Short exercise = Look through the data below and count each line where the word "comments" appears. Reply with the count alone.
-- start Material for the task --
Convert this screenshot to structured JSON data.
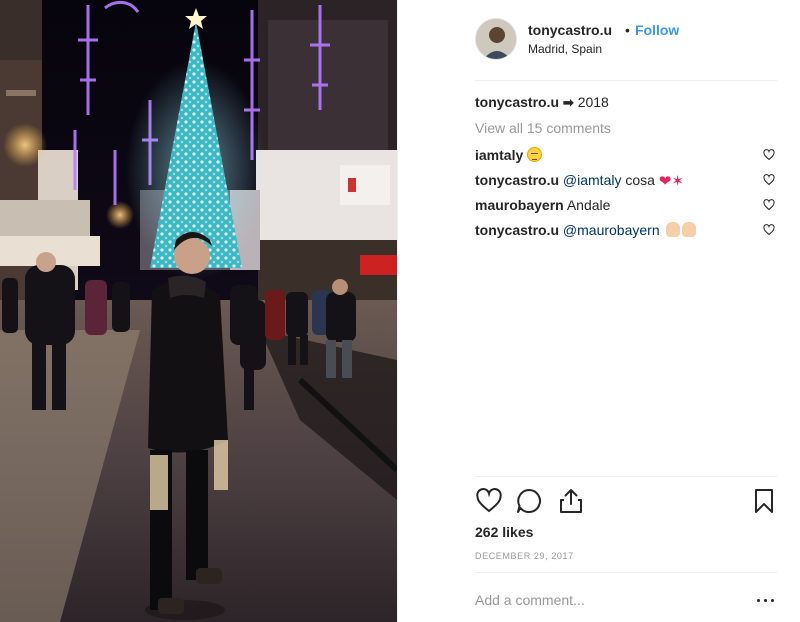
{
  "post": {
    "header": {
      "username": "tonycastro.u",
      "dot": "•",
      "follow_label": "Follow",
      "location": "Madrid, Spain"
    },
    "caption": {
      "username": "tonycastro.u",
      "emoji": "soon-arrow-emoji",
      "text": "2018"
    },
    "view_all_comments": "View all 15 comments",
    "comments": [
      {
        "username": "iamtaly",
        "mention": "",
        "text": "",
        "emoji": "smiling-face-emoji"
      },
      {
        "username": "tonycastro.u",
        "mention": "@iamtaly",
        "text": "cosa",
        "emoji": "red-heart-and-lobster-emoji"
      },
      {
        "username": "maurobayern",
        "mention": "",
        "text": "Andale",
        "emoji": ""
      },
      {
        "username": "tonycastro.u",
        "mention": "@maurobayern",
        "text": "",
        "emoji": "clapping-hands-emoji"
      }
    ],
    "likes": "262 likes",
    "date": "DECEMBER 29, 2017",
    "add_comment_placeholder": "Add a comment...",
    "colors": {
      "follow_blue": "#3897f0",
      "mention_blue": "#003569",
      "muted_gray": "#999999",
      "text_dark": "#262626",
      "divider": "#efefef",
      "heart_red": "#e0245e"
    },
    "icons": {
      "like": "heart-icon",
      "comment": "speech-bubble-icon",
      "share": "share-icon",
      "save": "bookmark-icon",
      "more": "ellipsis-icon"
    }
  }
}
-- end Material for the task --
Response to the exercise = 2